→ **Given task**
From the entries that follow, list every line in which the string "좌표값이" appears.

→ **Items**
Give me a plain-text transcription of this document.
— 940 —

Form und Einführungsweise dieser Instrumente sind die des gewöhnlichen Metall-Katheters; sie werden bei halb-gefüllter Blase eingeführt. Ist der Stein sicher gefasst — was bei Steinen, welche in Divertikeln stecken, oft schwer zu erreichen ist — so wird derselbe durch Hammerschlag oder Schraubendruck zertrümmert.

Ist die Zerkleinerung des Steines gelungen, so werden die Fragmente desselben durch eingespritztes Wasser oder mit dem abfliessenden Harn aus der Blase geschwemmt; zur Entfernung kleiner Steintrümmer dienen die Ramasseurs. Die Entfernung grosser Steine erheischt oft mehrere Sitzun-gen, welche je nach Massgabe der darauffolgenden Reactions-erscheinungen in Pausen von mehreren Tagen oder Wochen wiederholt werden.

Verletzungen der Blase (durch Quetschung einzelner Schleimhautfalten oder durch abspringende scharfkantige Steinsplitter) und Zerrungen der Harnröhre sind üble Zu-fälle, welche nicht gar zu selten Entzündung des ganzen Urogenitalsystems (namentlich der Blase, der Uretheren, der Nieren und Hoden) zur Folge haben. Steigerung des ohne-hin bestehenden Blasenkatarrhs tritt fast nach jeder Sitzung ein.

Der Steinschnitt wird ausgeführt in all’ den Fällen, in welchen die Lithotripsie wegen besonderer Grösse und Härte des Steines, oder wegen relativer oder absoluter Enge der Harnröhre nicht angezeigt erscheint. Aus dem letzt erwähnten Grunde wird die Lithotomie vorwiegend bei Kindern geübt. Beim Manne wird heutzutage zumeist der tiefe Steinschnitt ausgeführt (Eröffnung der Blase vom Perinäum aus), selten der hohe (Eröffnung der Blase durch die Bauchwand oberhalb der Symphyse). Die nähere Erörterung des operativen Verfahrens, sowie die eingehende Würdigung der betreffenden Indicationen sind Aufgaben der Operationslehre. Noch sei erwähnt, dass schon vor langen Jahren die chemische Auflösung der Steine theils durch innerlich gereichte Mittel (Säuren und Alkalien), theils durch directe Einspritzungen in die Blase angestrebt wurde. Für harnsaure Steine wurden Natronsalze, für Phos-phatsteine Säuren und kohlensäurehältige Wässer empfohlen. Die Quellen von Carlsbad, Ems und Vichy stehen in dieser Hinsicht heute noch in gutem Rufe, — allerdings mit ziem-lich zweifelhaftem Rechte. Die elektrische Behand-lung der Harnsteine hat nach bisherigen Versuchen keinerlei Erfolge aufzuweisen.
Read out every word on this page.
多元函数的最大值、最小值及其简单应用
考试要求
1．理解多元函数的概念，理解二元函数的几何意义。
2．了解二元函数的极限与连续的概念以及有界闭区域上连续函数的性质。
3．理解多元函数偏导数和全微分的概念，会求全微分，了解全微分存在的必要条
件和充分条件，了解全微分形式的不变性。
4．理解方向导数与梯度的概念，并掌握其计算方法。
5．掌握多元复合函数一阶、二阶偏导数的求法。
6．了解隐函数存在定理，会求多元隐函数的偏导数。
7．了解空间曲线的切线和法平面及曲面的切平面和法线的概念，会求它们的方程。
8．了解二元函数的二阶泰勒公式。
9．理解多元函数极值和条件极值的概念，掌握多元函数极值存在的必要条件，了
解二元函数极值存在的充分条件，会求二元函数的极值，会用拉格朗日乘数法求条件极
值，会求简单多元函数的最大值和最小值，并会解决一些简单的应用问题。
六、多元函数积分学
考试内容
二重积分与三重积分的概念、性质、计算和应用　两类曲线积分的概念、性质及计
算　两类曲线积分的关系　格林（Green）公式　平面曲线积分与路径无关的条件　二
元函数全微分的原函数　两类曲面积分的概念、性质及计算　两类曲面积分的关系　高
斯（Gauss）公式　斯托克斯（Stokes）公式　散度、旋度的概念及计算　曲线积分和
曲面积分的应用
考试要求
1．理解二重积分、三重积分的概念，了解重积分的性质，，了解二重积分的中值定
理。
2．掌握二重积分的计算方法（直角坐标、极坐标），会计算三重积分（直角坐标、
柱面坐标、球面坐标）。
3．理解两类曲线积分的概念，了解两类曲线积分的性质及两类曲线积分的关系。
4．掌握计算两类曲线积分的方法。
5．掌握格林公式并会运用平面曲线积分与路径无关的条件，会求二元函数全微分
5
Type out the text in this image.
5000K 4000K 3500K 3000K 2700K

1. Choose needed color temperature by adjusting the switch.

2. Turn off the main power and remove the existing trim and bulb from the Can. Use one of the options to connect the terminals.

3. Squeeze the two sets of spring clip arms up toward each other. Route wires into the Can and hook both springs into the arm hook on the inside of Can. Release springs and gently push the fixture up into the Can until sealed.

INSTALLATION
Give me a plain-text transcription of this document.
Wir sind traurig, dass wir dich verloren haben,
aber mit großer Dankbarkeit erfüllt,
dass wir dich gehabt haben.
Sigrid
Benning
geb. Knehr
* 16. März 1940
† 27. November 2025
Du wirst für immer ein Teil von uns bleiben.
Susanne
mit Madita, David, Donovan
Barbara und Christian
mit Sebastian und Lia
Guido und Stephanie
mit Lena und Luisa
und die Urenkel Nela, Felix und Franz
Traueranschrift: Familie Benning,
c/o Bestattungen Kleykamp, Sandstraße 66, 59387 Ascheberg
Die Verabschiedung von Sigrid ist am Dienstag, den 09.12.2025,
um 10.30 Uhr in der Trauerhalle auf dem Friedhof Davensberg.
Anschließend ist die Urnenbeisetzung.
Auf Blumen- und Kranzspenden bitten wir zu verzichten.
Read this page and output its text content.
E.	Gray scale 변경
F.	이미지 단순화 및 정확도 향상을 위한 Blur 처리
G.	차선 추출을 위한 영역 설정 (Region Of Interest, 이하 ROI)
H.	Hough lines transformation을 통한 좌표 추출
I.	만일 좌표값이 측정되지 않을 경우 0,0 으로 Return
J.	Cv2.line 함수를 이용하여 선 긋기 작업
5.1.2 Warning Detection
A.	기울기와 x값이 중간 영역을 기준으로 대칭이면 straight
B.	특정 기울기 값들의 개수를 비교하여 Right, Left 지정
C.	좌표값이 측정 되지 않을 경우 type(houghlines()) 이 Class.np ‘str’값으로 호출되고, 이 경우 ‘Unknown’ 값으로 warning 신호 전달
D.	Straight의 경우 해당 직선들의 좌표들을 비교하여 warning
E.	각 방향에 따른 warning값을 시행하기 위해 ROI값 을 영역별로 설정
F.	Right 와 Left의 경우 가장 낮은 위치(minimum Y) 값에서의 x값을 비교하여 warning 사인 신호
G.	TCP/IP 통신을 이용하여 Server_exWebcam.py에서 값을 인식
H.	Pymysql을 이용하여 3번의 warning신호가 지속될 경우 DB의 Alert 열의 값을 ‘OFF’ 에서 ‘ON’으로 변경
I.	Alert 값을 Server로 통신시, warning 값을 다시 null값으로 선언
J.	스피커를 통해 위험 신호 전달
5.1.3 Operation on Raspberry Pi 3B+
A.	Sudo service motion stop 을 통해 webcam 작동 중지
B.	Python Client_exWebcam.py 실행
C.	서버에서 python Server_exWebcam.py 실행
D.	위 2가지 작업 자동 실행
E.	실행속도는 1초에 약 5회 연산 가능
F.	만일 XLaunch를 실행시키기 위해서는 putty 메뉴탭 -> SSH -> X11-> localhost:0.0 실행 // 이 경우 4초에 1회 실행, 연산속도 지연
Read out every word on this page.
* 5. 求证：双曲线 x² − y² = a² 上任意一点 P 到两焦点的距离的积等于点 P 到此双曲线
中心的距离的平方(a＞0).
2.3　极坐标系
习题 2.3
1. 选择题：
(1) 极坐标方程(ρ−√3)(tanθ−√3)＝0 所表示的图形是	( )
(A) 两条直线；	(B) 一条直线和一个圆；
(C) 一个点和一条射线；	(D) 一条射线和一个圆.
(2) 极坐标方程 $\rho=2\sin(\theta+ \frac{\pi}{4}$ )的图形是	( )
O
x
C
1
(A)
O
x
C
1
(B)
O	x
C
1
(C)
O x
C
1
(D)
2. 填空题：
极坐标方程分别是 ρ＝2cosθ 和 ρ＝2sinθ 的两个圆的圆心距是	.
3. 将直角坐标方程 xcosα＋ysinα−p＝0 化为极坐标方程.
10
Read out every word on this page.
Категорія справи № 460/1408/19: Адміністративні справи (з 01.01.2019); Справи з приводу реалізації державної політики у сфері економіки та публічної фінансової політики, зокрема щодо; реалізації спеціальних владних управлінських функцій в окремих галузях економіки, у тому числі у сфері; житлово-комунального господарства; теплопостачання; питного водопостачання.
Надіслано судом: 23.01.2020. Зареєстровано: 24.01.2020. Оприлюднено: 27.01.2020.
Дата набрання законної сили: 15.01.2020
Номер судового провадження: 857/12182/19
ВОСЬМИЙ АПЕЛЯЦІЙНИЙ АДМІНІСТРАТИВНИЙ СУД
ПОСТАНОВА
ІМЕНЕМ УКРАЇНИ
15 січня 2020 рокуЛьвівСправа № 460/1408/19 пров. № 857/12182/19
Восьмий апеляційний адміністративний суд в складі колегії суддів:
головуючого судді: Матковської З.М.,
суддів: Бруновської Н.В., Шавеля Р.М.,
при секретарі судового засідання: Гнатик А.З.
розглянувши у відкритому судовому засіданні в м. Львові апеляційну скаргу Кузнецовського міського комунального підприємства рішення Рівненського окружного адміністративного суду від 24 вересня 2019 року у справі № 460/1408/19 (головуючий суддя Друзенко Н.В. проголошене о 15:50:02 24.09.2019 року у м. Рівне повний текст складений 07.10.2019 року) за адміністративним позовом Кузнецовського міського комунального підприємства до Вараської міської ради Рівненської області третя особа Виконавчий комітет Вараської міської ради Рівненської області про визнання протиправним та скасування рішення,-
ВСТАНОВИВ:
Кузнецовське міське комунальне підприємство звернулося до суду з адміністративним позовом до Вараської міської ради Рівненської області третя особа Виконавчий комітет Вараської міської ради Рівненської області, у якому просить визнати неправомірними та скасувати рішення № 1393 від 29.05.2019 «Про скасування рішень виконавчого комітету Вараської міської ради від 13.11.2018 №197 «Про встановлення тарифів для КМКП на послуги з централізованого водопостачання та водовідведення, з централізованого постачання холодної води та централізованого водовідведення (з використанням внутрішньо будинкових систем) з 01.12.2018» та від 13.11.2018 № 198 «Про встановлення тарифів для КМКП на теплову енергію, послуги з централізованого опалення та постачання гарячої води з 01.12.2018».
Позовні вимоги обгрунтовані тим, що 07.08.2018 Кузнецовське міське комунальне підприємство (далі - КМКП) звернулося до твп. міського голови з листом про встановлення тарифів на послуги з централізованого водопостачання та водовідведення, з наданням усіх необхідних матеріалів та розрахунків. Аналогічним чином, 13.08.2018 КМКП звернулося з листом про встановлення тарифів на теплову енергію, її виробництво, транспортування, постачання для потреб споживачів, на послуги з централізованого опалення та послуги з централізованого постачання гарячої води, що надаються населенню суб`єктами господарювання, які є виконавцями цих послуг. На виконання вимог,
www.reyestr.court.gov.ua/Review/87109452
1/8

→ **Task result**
I.	만일 좌표값이 측정되지 않을 경우 0,0 으로 Return
C.	좌표값이 측정 되지 않을 경우 type(houghlines()) 이 Class.np ‘str’값으로 호출되고, 이 경우 ‘Unknown’ 값으로 warning 신호 전달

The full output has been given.